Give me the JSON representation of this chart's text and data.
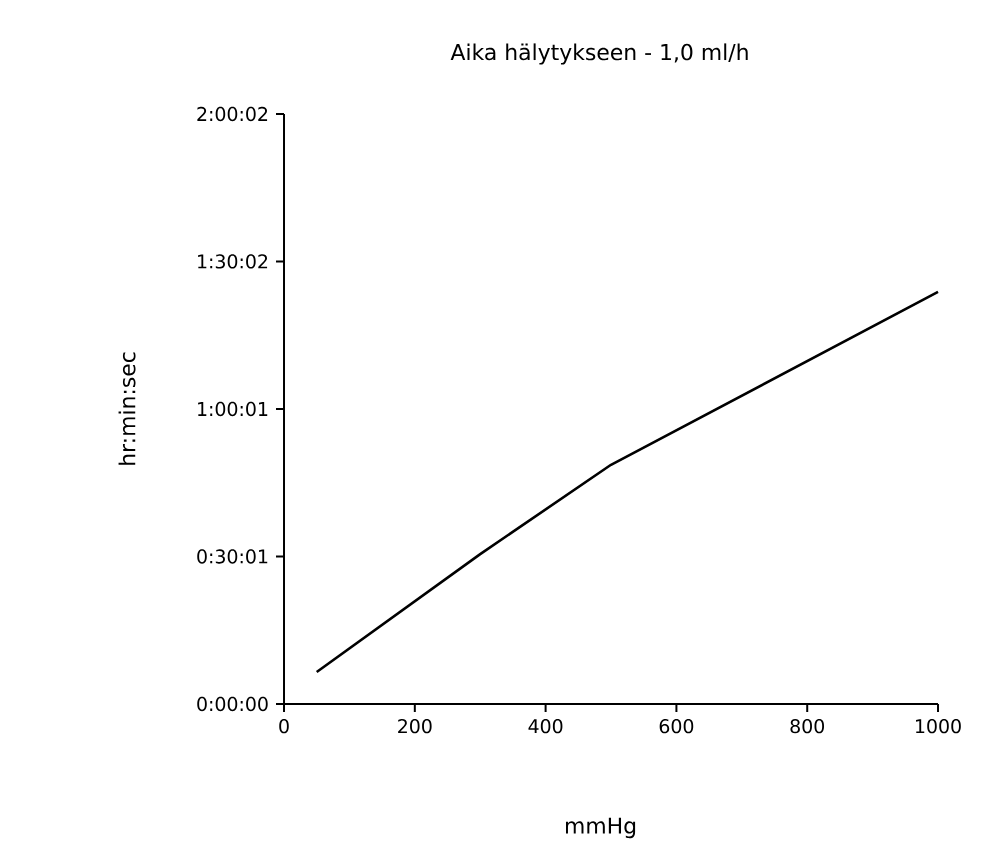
{
  "chart_data": {
    "type": "line",
    "title": "Aika hälytykseen - 1,0 ml/h",
    "xlabel": "mmHg",
    "ylabel": "hr:min:sec",
    "x": [
      50,
      300,
      500,
      1000
    ],
    "series": [
      {
        "color": "#000000",
        "values": [
          390,
          1830,
          2920,
          5030
        ]
      }
    ],
    "xlim": [
      0,
      1000
    ],
    "xticks": [
      0,
      200,
      400,
      600,
      800,
      1000
    ],
    "ylim": [
      0,
      7202
    ],
    "yticks": [
      {
        "value": 0,
        "label": "0:00:00"
      },
      {
        "value": 1801,
        "label": "0:30:01"
      },
      {
        "value": 3601,
        "label": "1:00:01"
      },
      {
        "value": 5402,
        "label": "1:30:02"
      },
      {
        "value": 7202,
        "label": "2:00:02"
      }
    ],
    "grid": false,
    "marker": "none",
    "line_style": "solid"
  }
}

# # #

▶ _Written exercise_
Transcribe all the data word for word; the images stay out.

▶ _Answer to this problem_
Give me the JSON representation of this chart's text and data.
{
  "chart_data": {
    "type": "line",
    "title": "Aika hälytykseen - 1,0 ml/h",
    "xlabel": "mmHg",
    "ylabel": "hr:min:sec",
    "x": [
      50,
      300,
      500,
      1000
    ],
    "series": [
      {
        "color": "#000000",
        "values": [
          390,
          1830,
          2920,
          5030
        ]
      }
    ],
    "xlim": [
      0,
      1000
    ],
    "xticks": [
      0,
      200,
      400,
      600,
      800,
      1000
    ],
    "ylim": [
      0,
      7202
    ],
    "yticks": [
      {
        "value": 0,
        "label": "0:00:00"
      },
      {
        "value": 1801,
        "label": "0:30:01"
      },
      {
        "value": 3601,
        "label": "1:00:01"
      },
      {
        "value": 5402,
        "label": "1:30:02"
      },
      {
        "value": 7202,
        "label": "2:00:02"
      }
    ],
    "grid": false,
    "marker": "none",
    "line_style": "solid"
  }
}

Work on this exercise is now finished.